## [AIM OF THE EXERCISE]
Copy down every line where the string "will" shows up.

## [EXTRACTED RECORDS]
--------------------------------------------------
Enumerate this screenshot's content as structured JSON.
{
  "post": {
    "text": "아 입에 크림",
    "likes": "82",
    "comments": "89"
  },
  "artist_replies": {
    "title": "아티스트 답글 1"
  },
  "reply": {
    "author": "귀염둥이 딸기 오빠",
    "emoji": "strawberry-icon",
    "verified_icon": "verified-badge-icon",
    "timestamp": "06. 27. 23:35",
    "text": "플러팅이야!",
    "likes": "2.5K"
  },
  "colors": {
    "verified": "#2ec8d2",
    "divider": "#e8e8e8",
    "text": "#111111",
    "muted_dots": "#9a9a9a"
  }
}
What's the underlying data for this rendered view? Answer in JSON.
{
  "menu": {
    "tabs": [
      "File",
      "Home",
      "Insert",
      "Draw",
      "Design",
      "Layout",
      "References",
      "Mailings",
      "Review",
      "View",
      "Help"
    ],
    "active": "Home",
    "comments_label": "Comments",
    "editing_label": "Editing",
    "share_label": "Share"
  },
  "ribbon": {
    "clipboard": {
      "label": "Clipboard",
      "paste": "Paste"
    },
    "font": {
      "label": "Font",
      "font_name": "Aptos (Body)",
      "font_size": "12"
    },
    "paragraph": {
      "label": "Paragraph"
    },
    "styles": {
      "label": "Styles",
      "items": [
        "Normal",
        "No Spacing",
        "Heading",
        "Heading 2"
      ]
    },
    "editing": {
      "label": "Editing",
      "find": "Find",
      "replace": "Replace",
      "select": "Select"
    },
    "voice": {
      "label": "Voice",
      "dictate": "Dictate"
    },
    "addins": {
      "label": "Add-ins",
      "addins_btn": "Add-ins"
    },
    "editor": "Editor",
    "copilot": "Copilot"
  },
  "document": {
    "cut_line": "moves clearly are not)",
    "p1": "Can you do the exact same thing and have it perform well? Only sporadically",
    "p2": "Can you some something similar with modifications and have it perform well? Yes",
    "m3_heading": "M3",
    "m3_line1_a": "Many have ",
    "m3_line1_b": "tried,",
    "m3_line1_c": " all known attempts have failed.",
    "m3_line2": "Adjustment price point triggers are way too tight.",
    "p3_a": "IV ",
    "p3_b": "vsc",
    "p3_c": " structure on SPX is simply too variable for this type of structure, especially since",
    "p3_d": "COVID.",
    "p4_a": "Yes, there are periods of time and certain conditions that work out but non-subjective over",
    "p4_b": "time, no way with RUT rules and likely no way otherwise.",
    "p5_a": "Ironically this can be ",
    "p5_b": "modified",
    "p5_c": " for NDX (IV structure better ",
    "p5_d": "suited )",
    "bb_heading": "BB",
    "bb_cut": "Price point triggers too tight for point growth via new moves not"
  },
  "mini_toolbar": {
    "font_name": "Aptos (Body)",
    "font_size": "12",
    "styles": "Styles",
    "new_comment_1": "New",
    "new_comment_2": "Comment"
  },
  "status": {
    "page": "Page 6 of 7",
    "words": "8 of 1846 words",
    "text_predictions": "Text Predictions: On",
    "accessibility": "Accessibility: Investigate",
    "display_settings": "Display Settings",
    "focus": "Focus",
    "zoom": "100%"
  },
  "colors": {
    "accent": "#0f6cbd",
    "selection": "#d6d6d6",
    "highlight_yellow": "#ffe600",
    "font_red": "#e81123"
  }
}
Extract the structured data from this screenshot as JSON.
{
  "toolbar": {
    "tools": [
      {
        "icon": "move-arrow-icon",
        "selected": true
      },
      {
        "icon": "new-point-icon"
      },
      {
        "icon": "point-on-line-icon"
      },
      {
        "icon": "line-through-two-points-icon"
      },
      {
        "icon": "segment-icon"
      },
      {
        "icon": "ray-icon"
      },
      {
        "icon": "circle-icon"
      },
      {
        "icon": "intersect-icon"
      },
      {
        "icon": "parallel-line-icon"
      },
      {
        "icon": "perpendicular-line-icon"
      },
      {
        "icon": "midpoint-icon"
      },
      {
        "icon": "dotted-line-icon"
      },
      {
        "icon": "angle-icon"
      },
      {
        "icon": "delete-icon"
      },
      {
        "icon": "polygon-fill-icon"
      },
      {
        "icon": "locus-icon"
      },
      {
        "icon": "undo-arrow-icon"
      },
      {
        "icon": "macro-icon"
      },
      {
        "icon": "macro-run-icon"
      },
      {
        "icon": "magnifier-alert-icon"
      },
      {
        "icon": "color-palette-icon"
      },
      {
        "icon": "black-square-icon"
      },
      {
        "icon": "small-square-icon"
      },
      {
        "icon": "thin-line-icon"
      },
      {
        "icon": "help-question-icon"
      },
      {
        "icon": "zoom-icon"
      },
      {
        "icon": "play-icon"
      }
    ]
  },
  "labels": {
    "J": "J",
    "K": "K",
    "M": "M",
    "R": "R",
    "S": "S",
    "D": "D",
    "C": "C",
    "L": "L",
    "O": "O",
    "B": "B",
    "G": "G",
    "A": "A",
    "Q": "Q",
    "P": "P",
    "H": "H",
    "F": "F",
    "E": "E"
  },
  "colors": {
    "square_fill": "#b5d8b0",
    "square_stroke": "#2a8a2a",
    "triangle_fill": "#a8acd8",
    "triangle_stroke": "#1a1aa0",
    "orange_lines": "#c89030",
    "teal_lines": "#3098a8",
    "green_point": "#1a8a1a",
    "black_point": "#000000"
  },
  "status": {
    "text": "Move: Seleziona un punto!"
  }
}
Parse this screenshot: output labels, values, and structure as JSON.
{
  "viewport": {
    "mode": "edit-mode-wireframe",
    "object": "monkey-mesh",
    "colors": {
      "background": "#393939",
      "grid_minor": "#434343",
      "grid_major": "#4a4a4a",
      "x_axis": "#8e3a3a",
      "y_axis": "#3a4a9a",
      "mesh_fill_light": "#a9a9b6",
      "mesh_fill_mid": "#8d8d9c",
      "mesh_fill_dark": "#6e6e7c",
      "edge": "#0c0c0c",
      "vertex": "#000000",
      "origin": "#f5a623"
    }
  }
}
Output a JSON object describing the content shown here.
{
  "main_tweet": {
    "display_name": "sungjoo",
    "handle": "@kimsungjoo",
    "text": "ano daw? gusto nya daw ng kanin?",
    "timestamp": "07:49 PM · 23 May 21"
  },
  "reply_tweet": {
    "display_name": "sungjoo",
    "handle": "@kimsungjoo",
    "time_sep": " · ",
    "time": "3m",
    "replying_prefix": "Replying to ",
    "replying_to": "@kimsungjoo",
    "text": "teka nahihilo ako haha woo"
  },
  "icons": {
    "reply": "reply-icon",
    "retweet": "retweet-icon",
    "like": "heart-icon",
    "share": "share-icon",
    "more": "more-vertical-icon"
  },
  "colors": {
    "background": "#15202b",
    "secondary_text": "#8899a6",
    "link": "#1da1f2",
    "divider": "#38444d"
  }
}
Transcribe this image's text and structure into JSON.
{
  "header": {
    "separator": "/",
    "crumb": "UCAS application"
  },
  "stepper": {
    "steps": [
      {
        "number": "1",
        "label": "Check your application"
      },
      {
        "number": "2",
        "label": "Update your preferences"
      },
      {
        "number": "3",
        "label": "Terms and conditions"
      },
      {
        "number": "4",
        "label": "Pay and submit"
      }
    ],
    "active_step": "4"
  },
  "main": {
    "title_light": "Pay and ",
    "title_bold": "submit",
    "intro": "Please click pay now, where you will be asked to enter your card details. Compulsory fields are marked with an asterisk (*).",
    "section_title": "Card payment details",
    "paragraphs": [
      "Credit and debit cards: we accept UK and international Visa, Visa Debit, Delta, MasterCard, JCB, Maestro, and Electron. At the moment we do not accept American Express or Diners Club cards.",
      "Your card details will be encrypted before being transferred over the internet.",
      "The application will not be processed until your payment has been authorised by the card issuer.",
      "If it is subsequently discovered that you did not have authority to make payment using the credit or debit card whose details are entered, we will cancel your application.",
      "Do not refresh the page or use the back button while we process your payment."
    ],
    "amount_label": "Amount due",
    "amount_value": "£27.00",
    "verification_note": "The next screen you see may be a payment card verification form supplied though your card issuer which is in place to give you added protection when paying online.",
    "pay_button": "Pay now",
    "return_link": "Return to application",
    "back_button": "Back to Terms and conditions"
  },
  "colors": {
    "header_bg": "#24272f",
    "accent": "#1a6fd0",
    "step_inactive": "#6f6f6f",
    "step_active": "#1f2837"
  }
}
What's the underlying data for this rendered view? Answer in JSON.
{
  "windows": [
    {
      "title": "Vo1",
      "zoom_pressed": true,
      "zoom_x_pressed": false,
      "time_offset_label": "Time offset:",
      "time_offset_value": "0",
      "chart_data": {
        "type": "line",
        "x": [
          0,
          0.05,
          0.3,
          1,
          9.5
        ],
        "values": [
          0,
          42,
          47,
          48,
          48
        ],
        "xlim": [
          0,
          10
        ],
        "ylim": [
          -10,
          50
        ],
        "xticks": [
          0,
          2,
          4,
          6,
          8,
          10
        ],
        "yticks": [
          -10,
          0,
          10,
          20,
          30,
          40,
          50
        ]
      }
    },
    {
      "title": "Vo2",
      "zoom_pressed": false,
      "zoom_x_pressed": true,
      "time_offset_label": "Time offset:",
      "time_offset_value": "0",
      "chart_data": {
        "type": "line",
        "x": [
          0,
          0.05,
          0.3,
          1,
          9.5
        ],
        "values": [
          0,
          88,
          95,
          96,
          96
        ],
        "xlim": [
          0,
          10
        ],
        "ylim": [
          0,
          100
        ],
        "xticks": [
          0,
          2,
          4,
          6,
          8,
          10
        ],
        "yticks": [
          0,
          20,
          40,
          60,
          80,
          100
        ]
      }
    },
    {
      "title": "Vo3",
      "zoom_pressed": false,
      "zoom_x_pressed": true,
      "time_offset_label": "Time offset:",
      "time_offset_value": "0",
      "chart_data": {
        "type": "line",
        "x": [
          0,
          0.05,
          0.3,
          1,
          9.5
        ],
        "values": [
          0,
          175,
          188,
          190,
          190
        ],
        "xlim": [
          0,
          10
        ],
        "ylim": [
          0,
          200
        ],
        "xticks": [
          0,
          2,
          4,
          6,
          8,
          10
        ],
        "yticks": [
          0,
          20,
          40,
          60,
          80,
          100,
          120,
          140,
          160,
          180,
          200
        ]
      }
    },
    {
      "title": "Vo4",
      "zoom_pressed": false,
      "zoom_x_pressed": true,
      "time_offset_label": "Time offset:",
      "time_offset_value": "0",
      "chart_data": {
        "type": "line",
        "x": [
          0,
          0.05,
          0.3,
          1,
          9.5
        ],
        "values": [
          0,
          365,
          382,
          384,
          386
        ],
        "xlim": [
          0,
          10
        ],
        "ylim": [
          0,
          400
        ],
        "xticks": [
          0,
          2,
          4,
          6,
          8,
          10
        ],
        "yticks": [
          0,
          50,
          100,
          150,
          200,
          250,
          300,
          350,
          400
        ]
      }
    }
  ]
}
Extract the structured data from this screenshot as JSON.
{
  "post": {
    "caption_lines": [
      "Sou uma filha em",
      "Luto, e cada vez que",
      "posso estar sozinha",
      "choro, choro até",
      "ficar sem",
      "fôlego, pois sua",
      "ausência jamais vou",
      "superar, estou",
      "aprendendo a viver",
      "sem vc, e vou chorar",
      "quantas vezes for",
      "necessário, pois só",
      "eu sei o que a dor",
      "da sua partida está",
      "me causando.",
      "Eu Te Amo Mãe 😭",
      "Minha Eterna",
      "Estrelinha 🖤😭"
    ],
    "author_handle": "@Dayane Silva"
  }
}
--------------------------------------------------
## [SOLUTION]
    "intro": "Please click pay now, where you will be asked to enter your card details. Compulsory fields are marked with an asterisk (*).",
      "Your card details will be encrypted before being transferred over the internet.",
      "The application will not be processed until your payment has been authorised by the card issuer.",
      "If it is subsequently discovered that you did not have authority to make payment using the credit or debit card whose details are entered, we will cancel your application.",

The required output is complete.